(Source records)
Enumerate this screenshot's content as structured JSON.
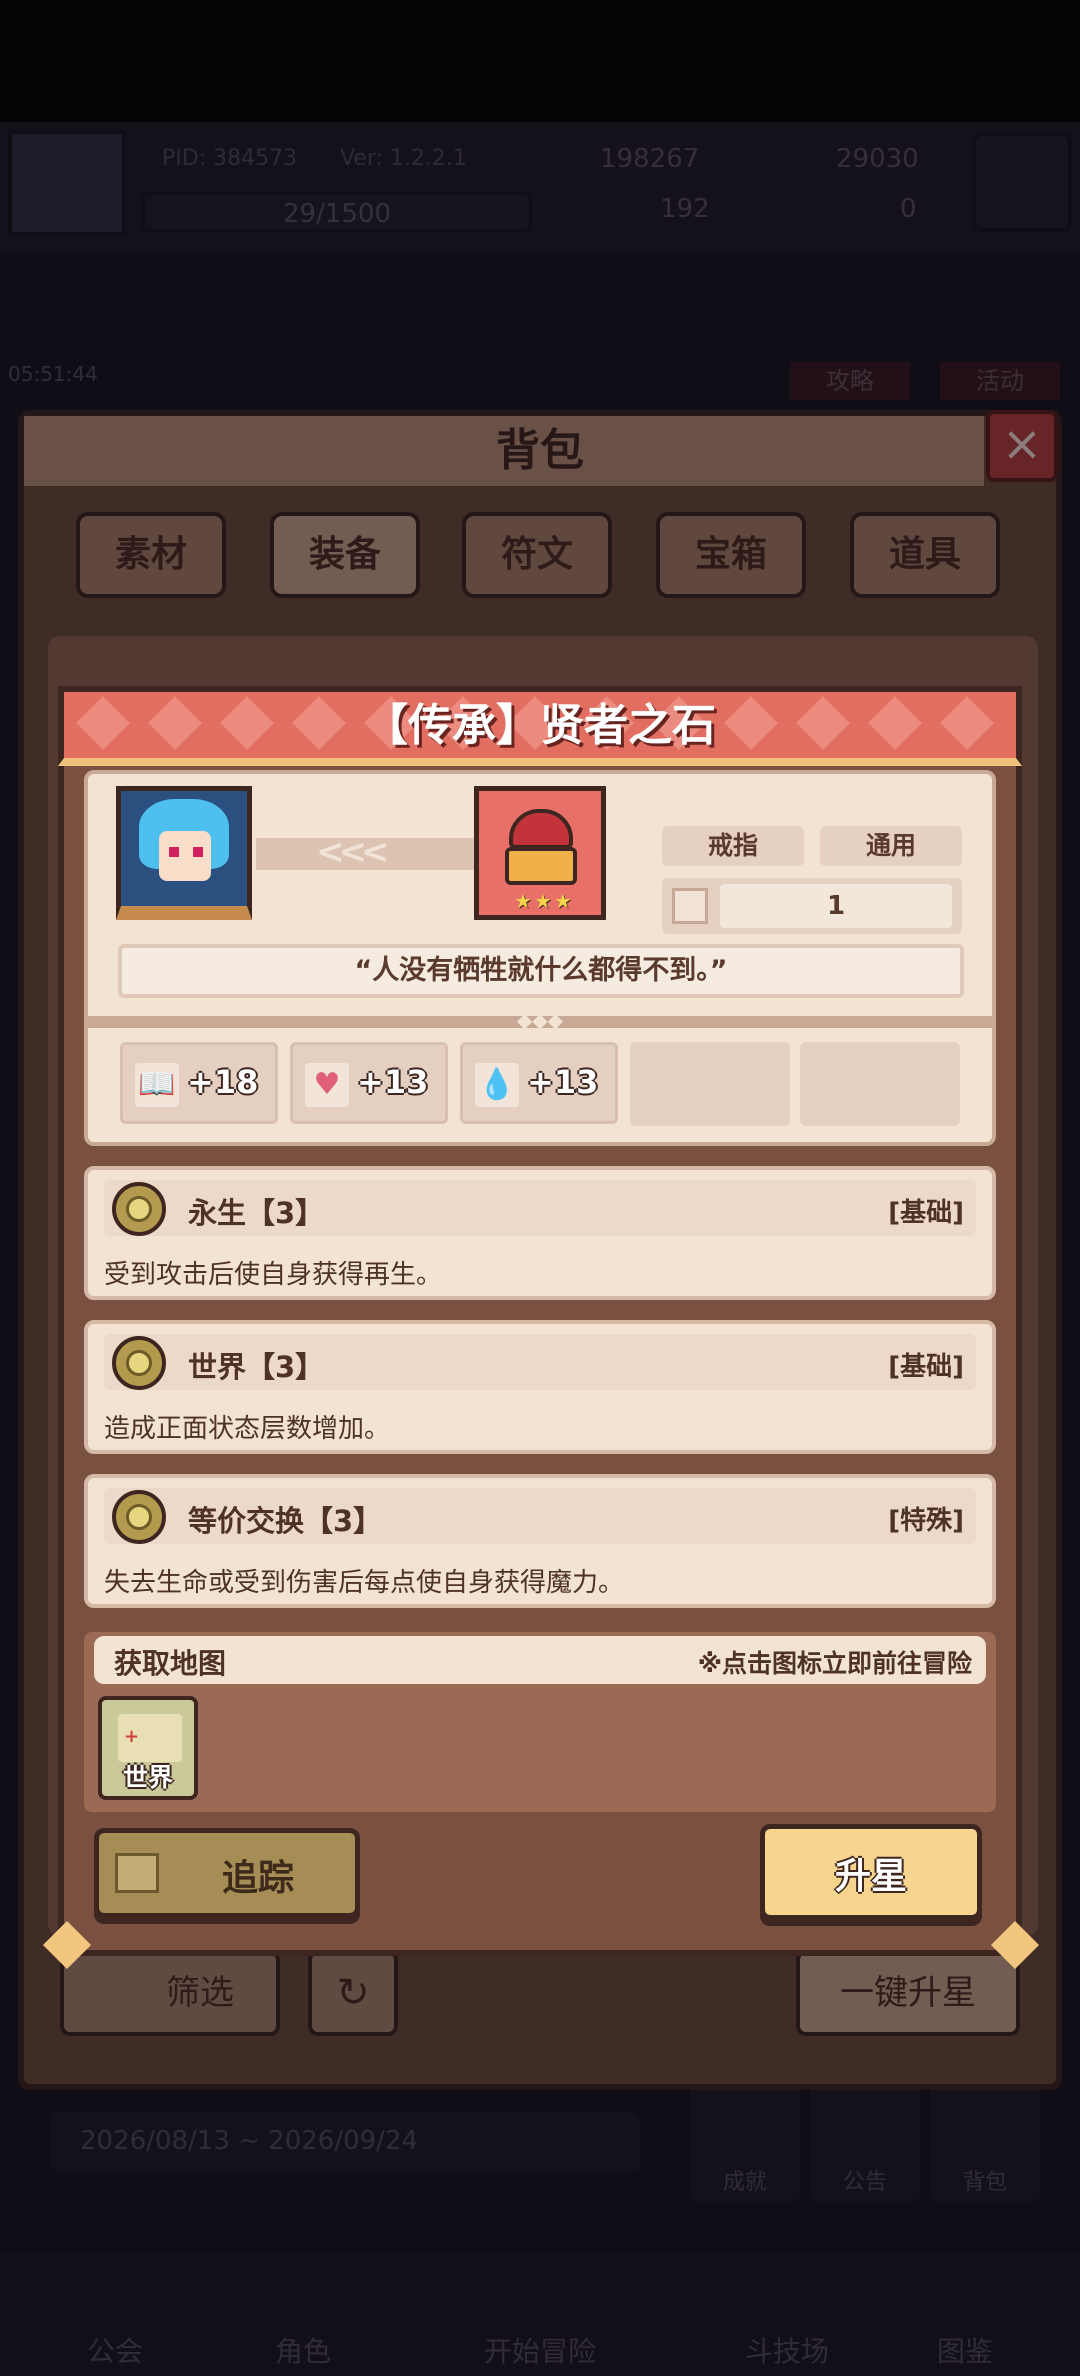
{
  "background": {
    "pid": "PID: 384573",
    "version": "Ver: 1.2.2.1",
    "gold": "198267",
    "gems": "29030",
    "exp": "29/1500",
    "clover": "192",
    "keys": "0",
    "timer": "05:51:44",
    "strategy_label": "攻略",
    "event_label": "活动",
    "date_range": "2026/08/13 ~ 2026/09/24",
    "mini_buttons": [
      "成就",
      "公告",
      "背包"
    ],
    "nav": [
      "公会",
      "角色",
      "开始冒险",
      "斗技场",
      "图鉴"
    ]
  },
  "bag": {
    "title": "背包",
    "tabs": [
      "素材",
      "装备",
      "符文",
      "宝箱",
      "道具"
    ],
    "active_tab": 1,
    "filter_label": "筛选",
    "refresh_icon": "↻",
    "star_all_label": "一键升星"
  },
  "item": {
    "title": "【传承】贤者之石",
    "slot_tag": "戒指",
    "usage_tag": "通用",
    "count": "1",
    "stars": "★★★",
    "quote": "“人没有牺牲就什么都得不到。”",
    "stats": [
      {
        "icon": "book-icon",
        "glyph": "📖",
        "value": "+18"
      },
      {
        "icon": "heart-icon",
        "glyph": "♥",
        "value": "+13"
      },
      {
        "icon": "drop-icon",
        "glyph": "💧",
        "value": "+13"
      }
    ],
    "skills": [
      {
        "name": "永生【3】",
        "type": "[基础]",
        "desc": "受到攻击后使自身获得再生。"
      },
      {
        "name": "世界【3】",
        "type": "[基础]",
        "desc": "造成正面状态层数增加。"
      },
      {
        "name": "等价交换【3】",
        "type": "[特殊]",
        "desc": "失去生命或受到伤害后每点使自身获得魔力。"
      }
    ],
    "map_title": "获取地图",
    "map_hint": "※点击图标立即前往冒险",
    "map_name": "世界",
    "track_label": "追踪",
    "upgrade_label": "升星"
  },
  "colors": {
    "title_red": "#e26e61",
    "panel_cream": "#f3e3d3",
    "border_dark": "#3d261f",
    "button_gold": "#f8d58e"
  }
}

(Problem details) Repeat the listing verbatim. Skip the pictures.

(Reply)
Enumerate this screenshot's content as structured JSON.
{
  "background": {
    "pid": "PID: 384573",
    "version": "Ver: 1.2.2.1",
    "gold": "198267",
    "gems": "29030",
    "exp": "29/1500",
    "clover": "192",
    "keys": "0",
    "timer": "05:51:44",
    "strategy_label": "攻略",
    "event_label": "活动",
    "date_range": "2026/08/13 ~ 2026/09/24",
    "mini_buttons": [
      "成就",
      "公告",
      "背包"
    ],
    "nav": [
      "公会",
      "角色",
      "开始冒险",
      "斗技场",
      "图鉴"
    ]
  },
  "bag": {
    "title": "背包",
    "tabs": [
      "素材",
      "装备",
      "符文",
      "宝箱",
      "道具"
    ],
    "active_tab": 1,
    "filter_label": "筛选",
    "refresh_icon": "↻",
    "star_all_label": "一键升星"
  },
  "item": {
    "title": "【传承】贤者之石",
    "slot_tag": "戒指",
    "usage_tag": "通用",
    "count": "1",
    "stars": "★★★",
    "quote": "“人没有牺牲就什么都得不到。”",
    "stats": [
      {
        "icon": "book-icon",
        "glyph": "📖",
        "value": "+18"
      },
      {
        "icon": "heart-icon",
        "glyph": "♥",
        "value": "+13"
      },
      {
        "icon": "drop-icon",
        "glyph": "💧",
        "value": "+13"
      }
    ],
    "skills": [
      {
        "name": "永生【3】",
        "type": "[基础]",
        "desc": "受到攻击后使自身获得再生。"
      },
      {
        "name": "世界【3】",
        "type": "[基础]",
        "desc": "造成正面状态层数增加。"
      },
      {
        "name": "等价交换【3】",
        "type": "[特殊]",
        "desc": "失去生命或受到伤害后每点使自身获得魔力。"
      }
    ],
    "map_title": "获取地图",
    "map_hint": "※点击图标立即前往冒险",
    "map_name": "世界",
    "track_label": "追踪",
    "upgrade_label": "升星"
  },
  "colors": {
    "title_red": "#e26e61",
    "panel_cream": "#f3e3d3",
    "border_dark": "#3d261f",
    "button_gold": "#f8d58e"
  }
}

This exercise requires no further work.